● THE INPUT
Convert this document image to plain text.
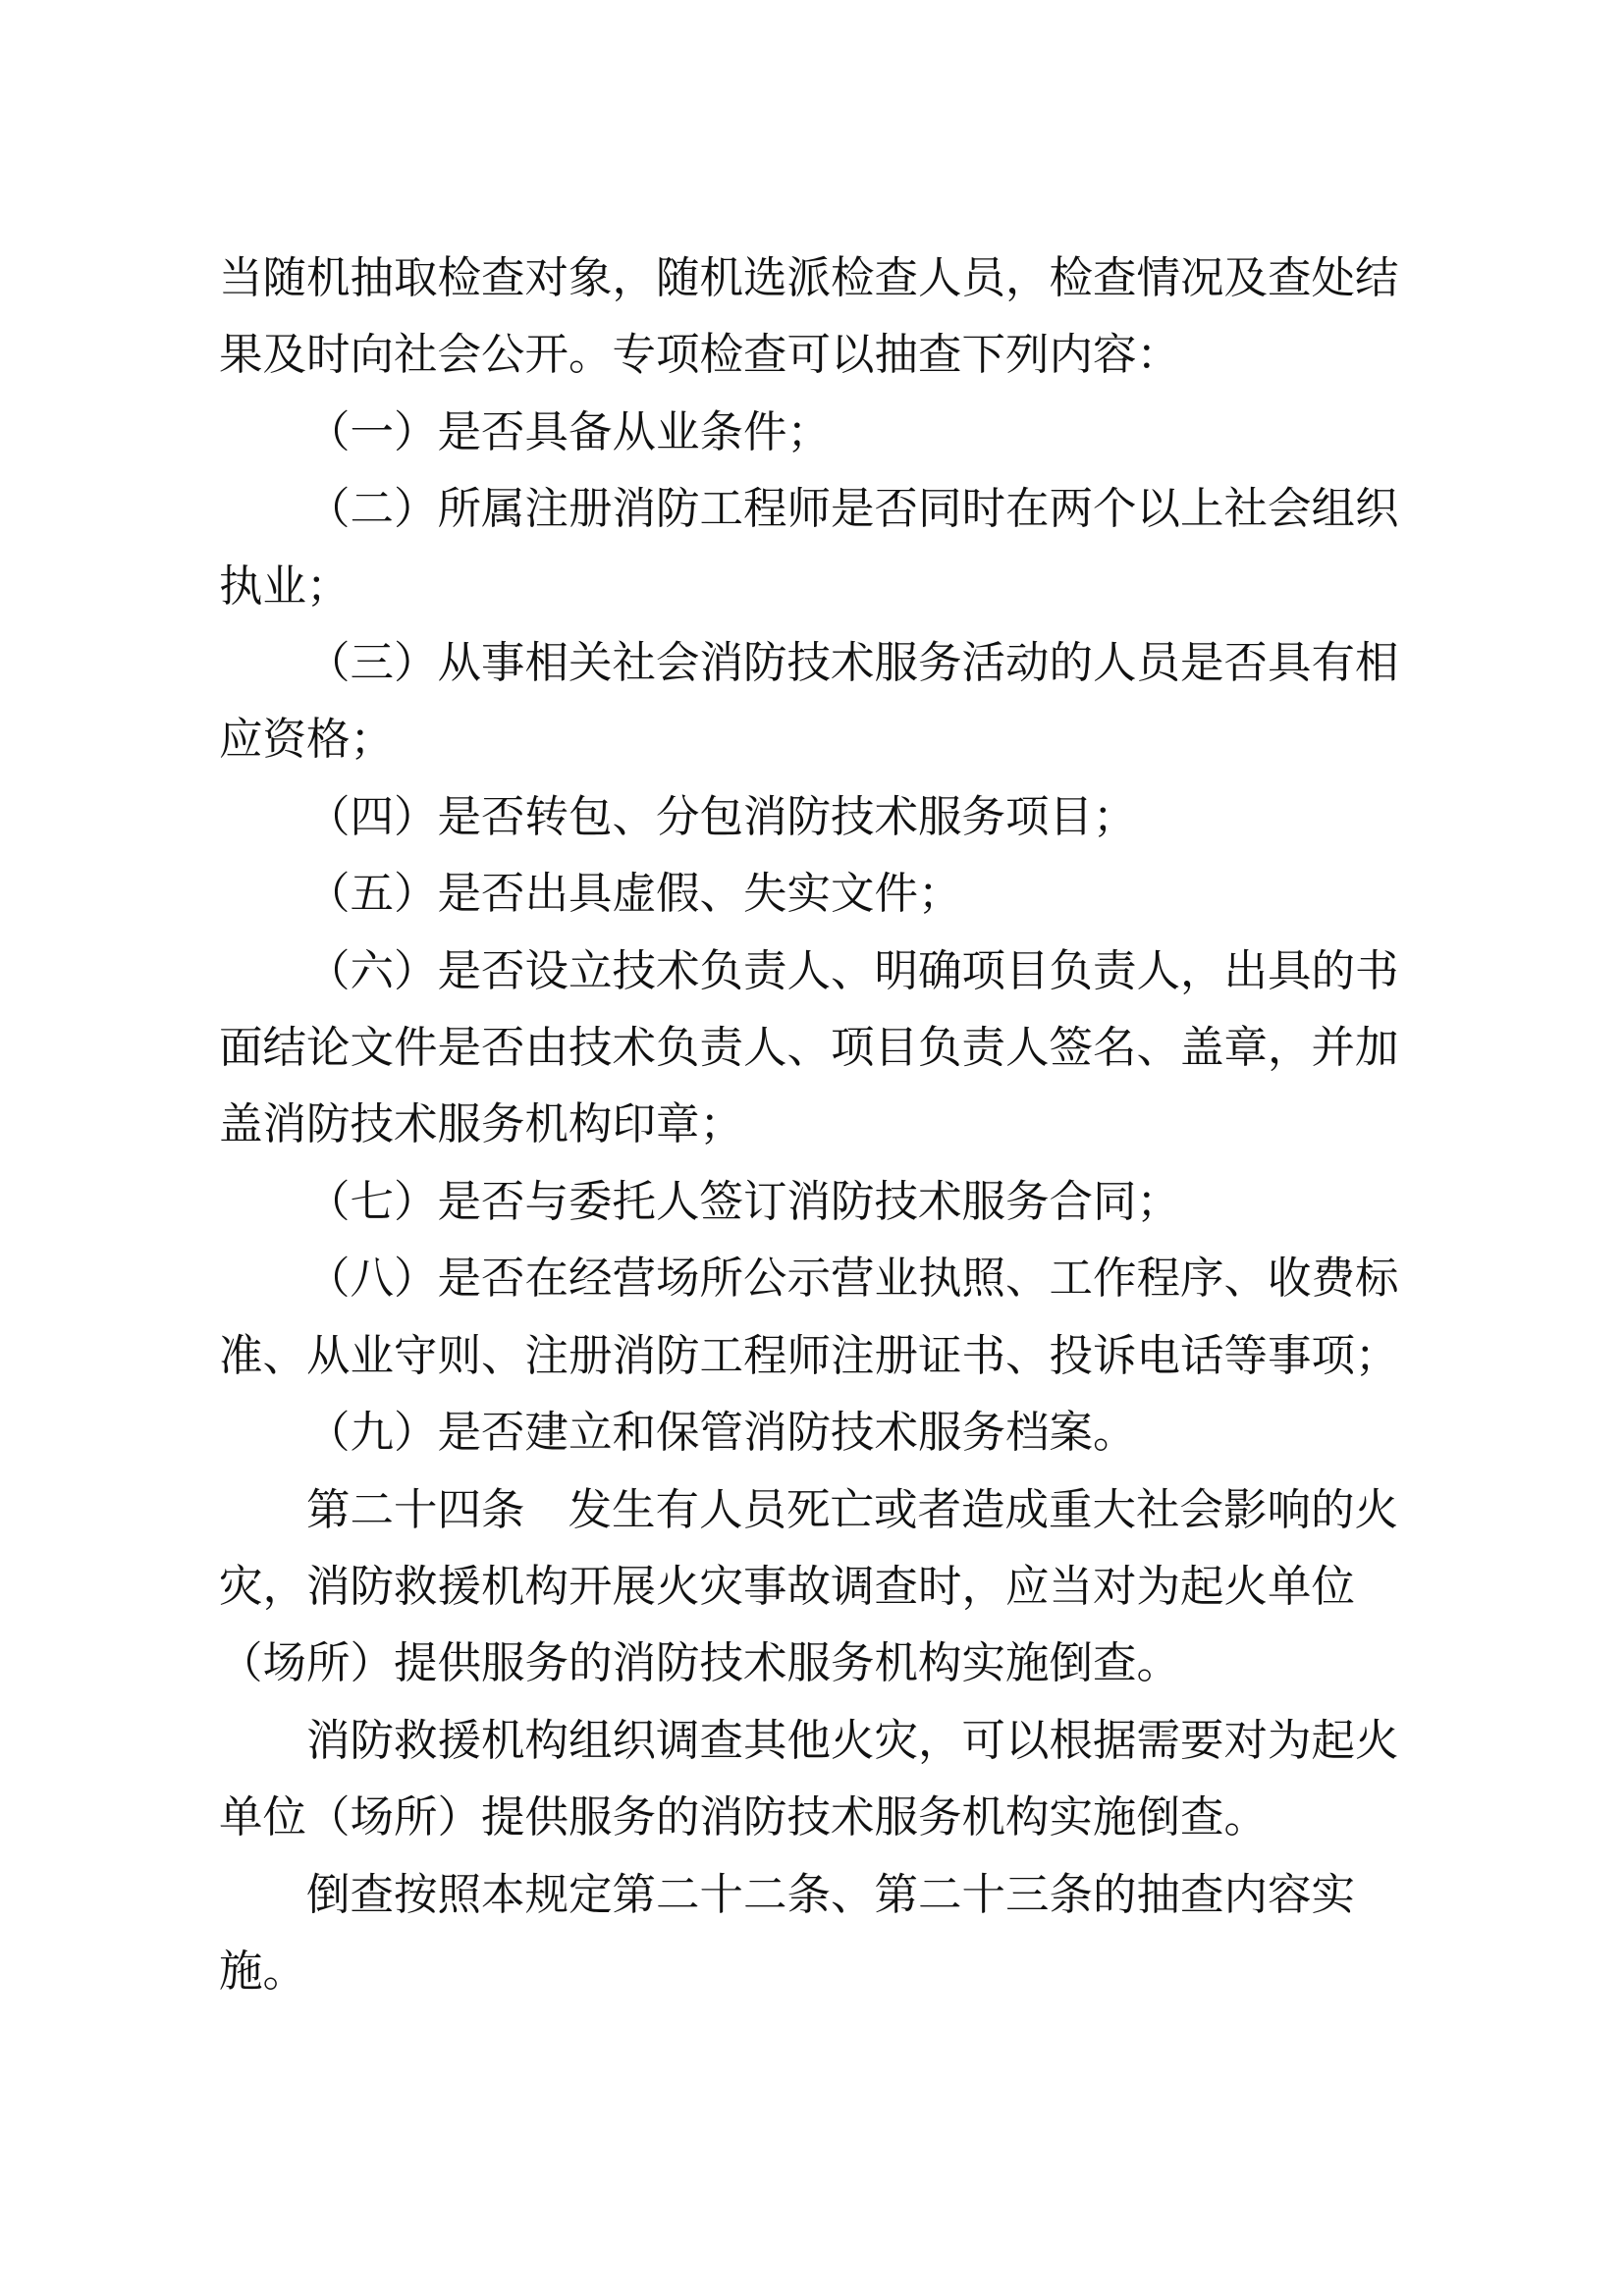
当随机抽取检查对象，随机选派检查人员，检查情况及查处结果及时向社会公开。专项检查可以抽查下列内容：

（一）是否具备从业条件；

（二）所属注册消防工程师是否同时在两个以上社会组织执业；

（三）从事相关社会消防技术服务活动的人员是否具有相应资格；

（四）是否转包、分包消防技术服务项目；

（五）是否出具虚假、失实文件；

（六）是否设立技术负责人、明确项目负责人，出具的书面结论文件是否由技术负责人、项目负责人签名、盖章，并加盖消防技术服务机构印章；

（七）是否与委托人签订消防技术服务合同；

（八）是否在经营场所公示营业执照、工作程序、收费标准、从业守则、注册消防工程师注册证书、投诉电话等事项；

（九）是否建立和保管消防技术服务档案。

第二十四条 发生有人员死亡或者造成重大社会影响的火灾，消防救援机构开展火灾事故调查时，应当对为起火单位（场所）提供服务的消防技术服务机构实施倒查。

消防救援机构组织调查其他火灾，可以根据需要对为起火单位（场所）提供服务的消防技术服务机构实施倒查。

倒查按照本规定第二十二条、第二十三条的抽查内容实施。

● PROBLEM REQUIREMENTS
Exact duplication of all the records is required; pictures are omitted from the copy.

● RESPONSE TO THE TASK
Convert this document image to plain text.
当随机抽取检查对象，随机选派检查人员，检查情况及查处结果及时向社会公开。专项检查可以抽查下列内容：

（一）是否具备从业条件；

（二）所属注册消防工程师是否同时在两个以上社会组织执业；

（三）从事相关社会消防技术服务活动的人员是否具有相应资格；

（四）是否转包、分包消防技术服务项目；

（五）是否出具虚假、失实文件；

（六）是否设立技术负责人、明确项目负责人，出具的书面结论文件是否由技术负责人、项目负责人签名、盖章，并加盖消防技术服务机构印章；

（七）是否与委托人签订消防技术服务合同；

（八）是否在经营场所公示营业执照、工作程序、收费标准、从业守则、注册消防工程师注册证书、投诉电话等事项；

（九）是否建立和保管消防技术服务档案。

第二十四条 发生有人员死亡或者造成重大社会影响的火灾，消防救援机构开展火灾事故调查时，应当对为起火单位（场所）提供服务的消防技术服务机构实施倒查。

消防救援机构组织调查其他火灾，可以根据需要对为起火单位（场所）提供服务的消防技术服务机构实施倒查。

倒查按照本规定第二十二条、第二十三条的抽查内容实施。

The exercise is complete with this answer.